Set the listing down unchanged, minus every embedded image.
━━ RECORDS FOR PROCESSING
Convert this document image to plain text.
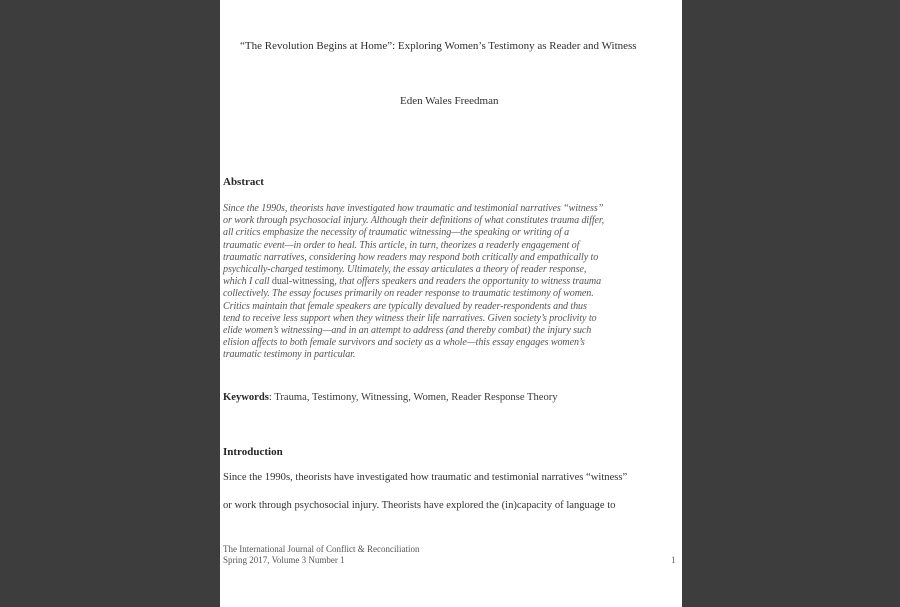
“The Revolution Begins at Home”: Exploring Women’s Testimony as Reader and Witness
Eden Wales Freedman
Abstract
Since the 1990s, theorists have investigated how traumatic and testimonial narratives “witness”
or work through psychosocial injury. Although their definitions of what constitutes trauma differ,
all critics emphasize the necessity of traumatic witnessing—the speaking or writing of a
traumatic event—in order to heal. This article, in turn, theorizes a readerly engagement of
traumatic narratives, considering how readers may respond both critically and empathically to
psychically-charged testimony. Ultimately, the essay articulates a theory of reader response,
which I call dual-witnessing, that offers speakers and readers the opportunity to witness trauma
collectively. The essay focuses primarily on reader response to traumatic testimony of women.
Critics maintain that female speakers are typically devalued by reader-respondents and thus
tend to receive less support when they witness their life narratives. Given society’s proclivity to
elide women’s witnessing—and in an attempt to address (and thereby combat) the injury such
elision affects to both female survivors and society as a whole—this essay engages women’s
traumatic testimony in particular.
Keywords: Trauma, Testimony, Witnessing, Women, Reader Response Theory
Introduction
Since the 1990s, theorists have investigated how traumatic and testimonial narratives “witness”
or work through psychosocial injury. Theorists have explored the (in)capacity of language to
The International Journal of Conflict & Reconciliation
Spring 2017, Volume 3 Number 1	1
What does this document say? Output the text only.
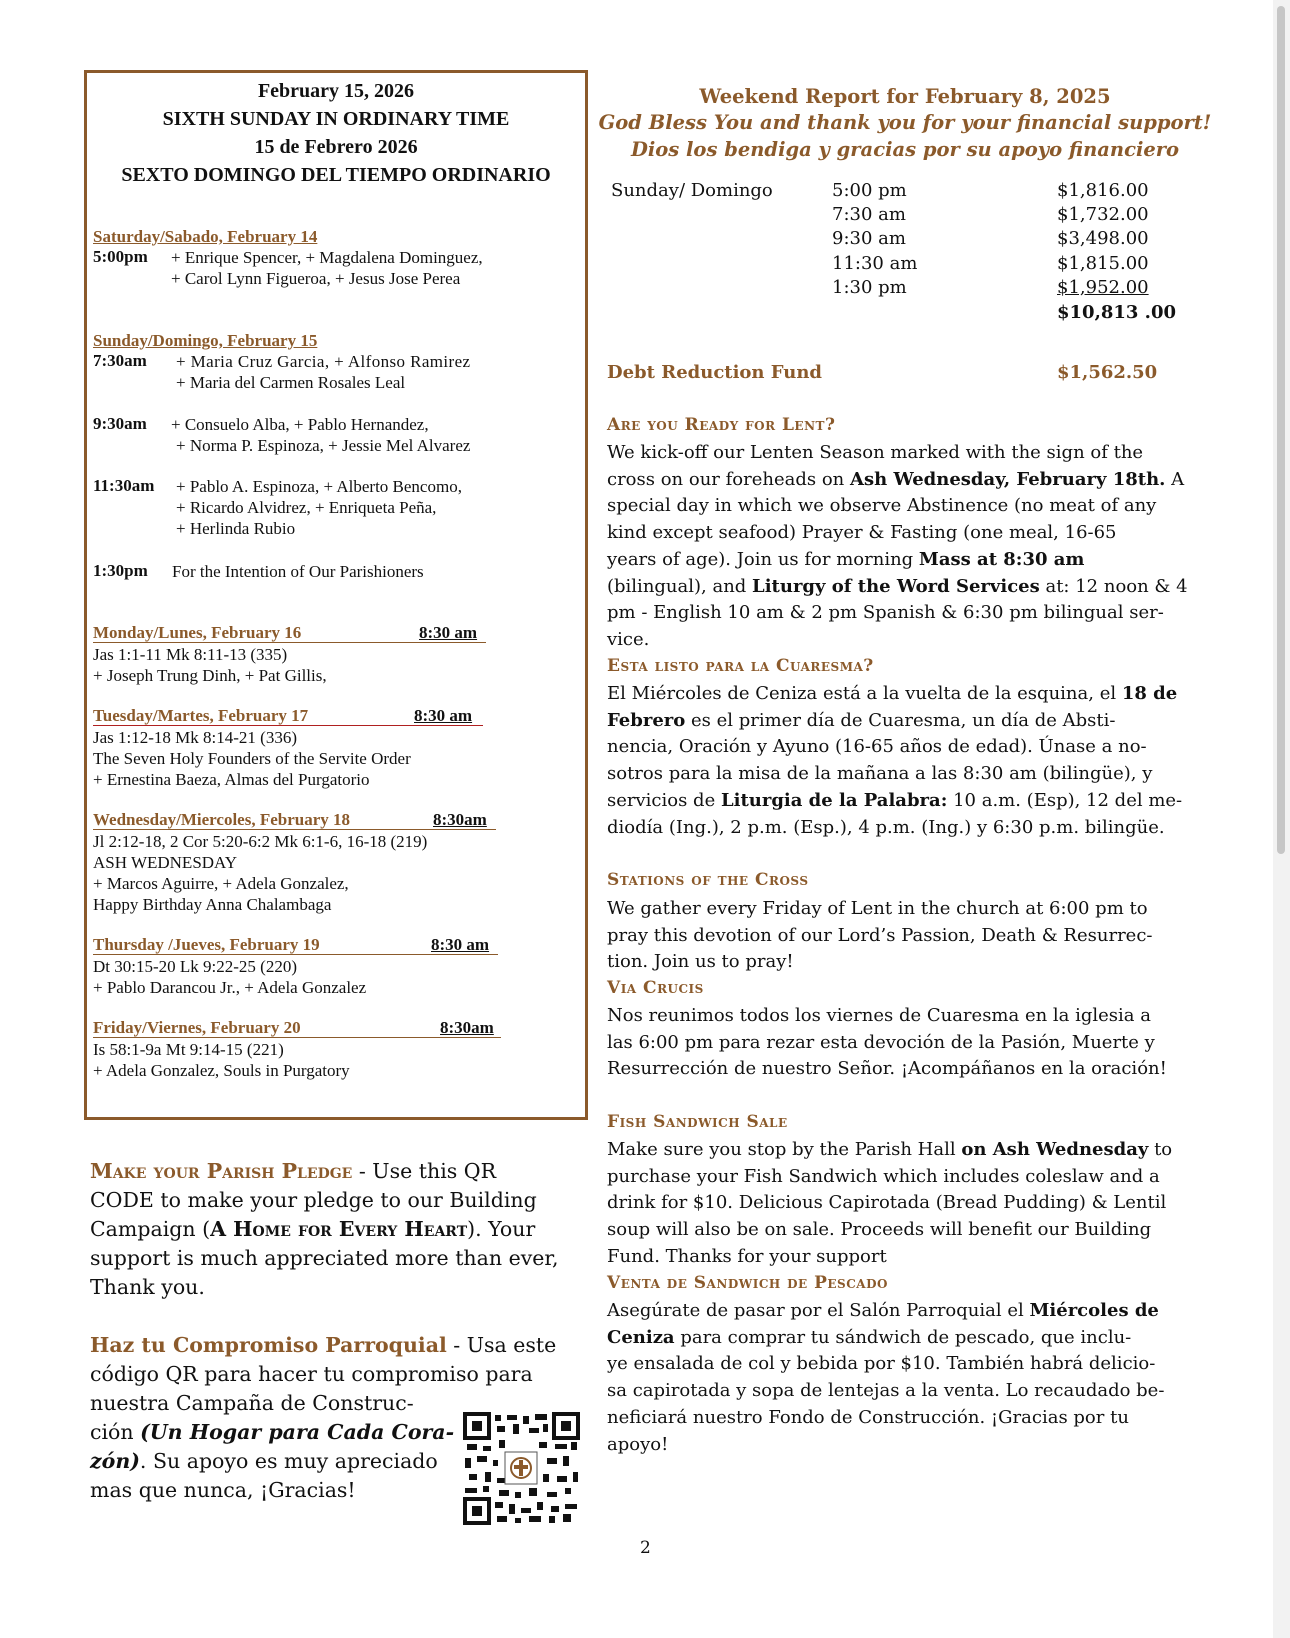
February 15, 2026
SIXTH SUNDAY IN ORDINARY TIME
15 de Febrero 2026
SEXTO DOMINGO DEL TIEMPO ORDINARIO
Saturday/Sabado, February 14
5:00pm + Enrique Spencer, + Magdalena Dominguez,
+ Carol Lynn Figueroa, + Jesus Jose Perea
Sunday/Domingo, February 15
7:30am + Maria Cruz Garcia, + Alfonso Ramirez
+ Maria del Carmen Rosales Leal
9:30am + Consuelo Alba, + Pablo Hernandez,
+ Norma P. Espinoza, + Jessie Mel Alvarez
11:30am + Pablo A. Espinoza, + Alberto Bencomo,
+ Ricardo Alvidrez, + Enriqueta Peña,
+ Herlinda Rubio
1:30pm For the Intention of Our Parishioners
Monday/Lunes, February 16	8:30 am
Jas 1:1-11 Mk 8:11-13 (335)
+ Joseph Trung Dinh, + Pat Gillis,
Tuesday/Martes, February 17	8:30 am
Jas 1:12-18 Mk 8:14-21 (336)
The Seven Holy Founders of the Servite Order
+ Ernestina Baeza, Almas del Purgatorio
Wednesday/Miercoles, February 18	8:30am
Jl 2:12-18, 2 Cor 5:20-6:2 Mk 6:1-6, 16-18 (219)
ASH WEDNESDAY
+ Marcos Aguirre, + Adela Gonzalez,
Happy Birthday Anna Chalambaga
Thursday /Jueves, February 19	8:30 am
Dt 30:15-20 Lk 9:22-25 (220)
+ Pablo Darancou Jr., + Adela Gonzalez
Friday/Viernes, February 20	8:30am
Is 58:1-9a Mt 9:14-15 (221)
+ Adela Gonzalez, Souls in Purgatory
Make your Parish Pledge - Use this QR
CODE to make your pledge to our Building
Campaign (A Home for Every Heart). Your
support is much appreciated more than ever,
Thank you.
Haz tu Compromiso Parroquial - Usa este
código QR para hacer tu compromiso para
nuestra Campaña de Construc-
ción (Un Hogar para Cada Cora-
zón). Su apoyo es muy apreciado
mas que nunca, ¡Gracias!
Weekend Report for February 8, 2025
God Bless You and thank you for your financial support!
Dios los bendiga y gracias por su apoyo financiero
Sunday/ Domingo	5:00 pm	$1,816.00
7:30 am	$1,732.00
9:30 am	$3,498.00
11:30 am	$1,815.00
1:30 pm	$1,952.00
$10,813 .00
Debt Reduction Fund	$1,562.50
Are you Ready for Lent?
We kick-off our Lenten Season marked with the sign of the
cross on our foreheads on Ash Wednesday, February 18th. A
special day in which we observe Abstinence (no meat of any
kind except seafood) Prayer & Fasting (one meal, 16-65
years of age). Join us for morning Mass at 8:30 am
(bilingual), and Liturgy of the Word Services at: 12 noon & 4
pm - English 10 am & 2 pm Spanish & 6:30 pm bilingual ser-
vice.
Esta listo para la Cuaresma?
El Miércoles de Ceniza está a la vuelta de la esquina, el 18 de
Febrero es el primer día de Cuaresma, un día de Absti-
nencia, Oración y Ayuno (16-65 años de edad). Únase a no-
sotros para la misa de la mañana a las 8:30 am (bilingüe), y
servicios de Liturgia de la Palabra: 10 a.m. (Esp), 12 del me-
diodía (Ing.), 2 p.m. (Esp.), 4 p.m. (Ing.) y 6:30 p.m. bilingüe.
Stations of the Cross
We gather every Friday of Lent in the church at 6:00 pm to
pray this devotion of our Lord’s Passion, Death & Resurrec-
tion. Join us to pray!
Via Crucis
Nos reunimos todos los viernes de Cuaresma en la iglesia a
las 6:00 pm para rezar esta devoción de la Pasión, Muerte y
Resurrección de nuestro Señor. ¡Acompáñanos en la oración!
Fish Sandwich Sale
Make sure you stop by the Parish Hall on Ash Wednesday to
purchase your Fish Sandwich which includes coleslaw and a
drink for $10. Delicious Capirotada (Bread Pudding) & Lentil
soup will also be on sale. Proceeds will benefit our Building
Fund. Thanks for your support
Venta de Sandwich de Pescado
Asegúrate de pasar por el Salón Parroquial el Miércoles de
Ceniza para comprar tu sándwich de pescado, que inclu-
ye ensalada de col y bebida por $10. También habrá delicio-
sa capirotada y sopa de lentejas a la venta. Lo recaudado be-
neficiará nuestro Fondo de Construcción. ¡Gracias por tu
apoyo!
2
━━━━
• [RIGHT ANSWER]:
Convert this document image to plain text.
“The Revolution Begins at Home”: Exploring Women’s Testimony as Reader and Witness
Eden Wales Freedman
Abstract
Since the 1990s, theorists have investigated how traumatic and testimonial narratives “witness”
or work through psychosocial injury. Although their definitions of what constitutes trauma differ,
all critics emphasize the necessity of traumatic witnessing—the speaking or writing of a
traumatic event—in order to heal. This article, in turn, theorizes a readerly engagement of
traumatic narratives, considering how readers may respond both critically and empathically to
psychically-charged testimony. Ultimately, the essay articulates a theory of reader response,
which I call dual-witnessing, that offers speakers and readers the opportunity to witness trauma
collectively. The essay focuses primarily on reader response to traumatic testimony of women.
Critics maintain that female speakers are typically devalued by reader-respondents and thus
tend to receive less support when they witness their life narratives. Given society’s proclivity to
elide women’s witnessing—and in an attempt to address (and thereby combat) the injury such
elision affects to both female survivors and society as a whole—this essay engages women’s
traumatic testimony in particular.
Keywords: Trauma, Testimony, Witnessing, Women, Reader Response Theory
Introduction
Since the 1990s, theorists have investigated how traumatic and testimonial narratives “witness”
or work through psychosocial injury. Theorists have explored the (in)capacity of language to
The International Journal of Conflict & Reconciliation
Spring 2017, Volume 3 Number 1	1
What does this document say? Output the text only.
February 15, 2026
SIXTH SUNDAY IN ORDINARY TIME
15 de Febrero 2026
SEXTO DOMINGO DEL TIEMPO ORDINARIO
Saturday/Sabado, February 14
5:00pm + Enrique Spencer, + Magdalena Dominguez,
+ Carol Lynn Figueroa, + Jesus Jose Perea
Sunday/Domingo, February 15
7:30am + Maria Cruz Garcia, + Alfonso Ramirez
+ Maria del Carmen Rosales Leal
9:30am + Consuelo Alba, + Pablo Hernandez,
+ Norma P. Espinoza, + Jessie Mel Alvarez
11:30am + Pablo A. Espinoza, + Alberto Bencomo,
+ Ricardo Alvidrez, + Enriqueta Peña,
+ Herlinda Rubio
1:30pm For the Intention of Our Parishioners
Monday/Lunes, February 16	8:30 am
Jas 1:1-11 Mk 8:11-13 (335)
+ Joseph Trung Dinh, + Pat Gillis,
Tuesday/Martes, February 17	8:30 am
Jas 1:12-18 Mk 8:14-21 (336)
The Seven Holy Founders of the Servite Order
+ Ernestina Baeza, Almas del Purgatorio
Wednesday/Miercoles, February 18	8:30am
Jl 2:12-18, 2 Cor 5:20-6:2 Mk 6:1-6, 16-18 (219)
ASH WEDNESDAY
+ Marcos Aguirre, + Adela Gonzalez,
Happy Birthday Anna Chalambaga
Thursday /Jueves, February 19	8:30 am
Dt 30:15-20 Lk 9:22-25 (220)
+ Pablo Darancou Jr., + Adela Gonzalez
Friday/Viernes, February 20	8:30am
Is 58:1-9a Mt 9:14-15 (221)
+ Adela Gonzalez, Souls in Purgatory
Make your Parish Pledge - Use this QR
CODE to make your pledge to our Building
Campaign (A Home for Every Heart). Your
support is much appreciated more than ever,
Thank you.
Haz tu Compromiso Parroquial - Usa este
código QR para hacer tu compromiso para
nuestra Campaña de Construc-
ción (Un Hogar para Cada Cora-
zón). Su apoyo es muy apreciado
mas que nunca, ¡Gracias!
Weekend Report for February 8, 2025
God Bless You and thank you for your financial support!
Dios los bendiga y gracias por su apoyo financiero
Sunday/ Domingo	5:00 pm	$1,816.00
7:30 am	$1,732.00
9:30 am	$3,498.00
11:30 am	$1,815.00
1:30 pm	$1,952.00
$10,813 .00
Debt Reduction Fund	$1,562.50
Are you Ready for Lent?
We kick-off our Lenten Season marked with the sign of the
cross on our foreheads on Ash Wednesday, February 18th. A
special day in which we observe Abstinence (no meat of any
kind except seafood) Prayer & Fasting (one meal, 16-65
years of age). Join us for morning Mass at 8:30 am
(bilingual), and Liturgy of the Word Services at: 12 noon & 4
pm - English 10 am & 2 pm Spanish & 6:30 pm bilingual ser-
vice.
Esta listo para la Cuaresma?
El Miércoles de Ceniza está a la vuelta de la esquina, el 18 de
Febrero es el primer día de Cuaresma, un día de Absti-
nencia, Oración y Ayuno (16-65 años de edad). Únase a no-
sotros para la misa de la mañana a las 8:30 am (bilingüe), y
servicios de Liturgia de la Palabra: 10 a.m. (Esp), 12 del me-
diodía (Ing.), 2 p.m. (Esp.), 4 p.m. (Ing.) y 6:30 p.m. bilingüe.
Stations of the Cross
We gather every Friday of Lent in the church at 6:00 pm to
pray this devotion of our Lord’s Passion, Death & Resurrec-
tion. Join us to pray!
Via Crucis
Nos reunimos todos los viernes de Cuaresma en la iglesia a
las 6:00 pm para rezar esta devoción de la Pasión, Muerte y
Resurrección de nuestro Señor. ¡Acompáñanos en la oración!
Fish Sandwich Sale
Make sure you stop by the Parish Hall on Ash Wednesday to
purchase your Fish Sandwich which includes coleslaw and a
drink for $10. Delicious Capirotada (Bread Pudding) & Lentil
soup will also be on sale. Proceeds will benefit our Building
Fund. Thanks for your support
Venta de Sandwich de Pescado
Asegúrate de pasar por el Salón Parroquial el Miércoles de
Ceniza para comprar tu sándwich de pescado, que inclu-
ye ensalada de col y bebida por $10. También habrá delicio-
sa capirotada y sopa de lentejas a la venta. Lo recaudado be-
neficiará nuestro Fondo de Construcción. ¡Gracias por tu
apoyo!
2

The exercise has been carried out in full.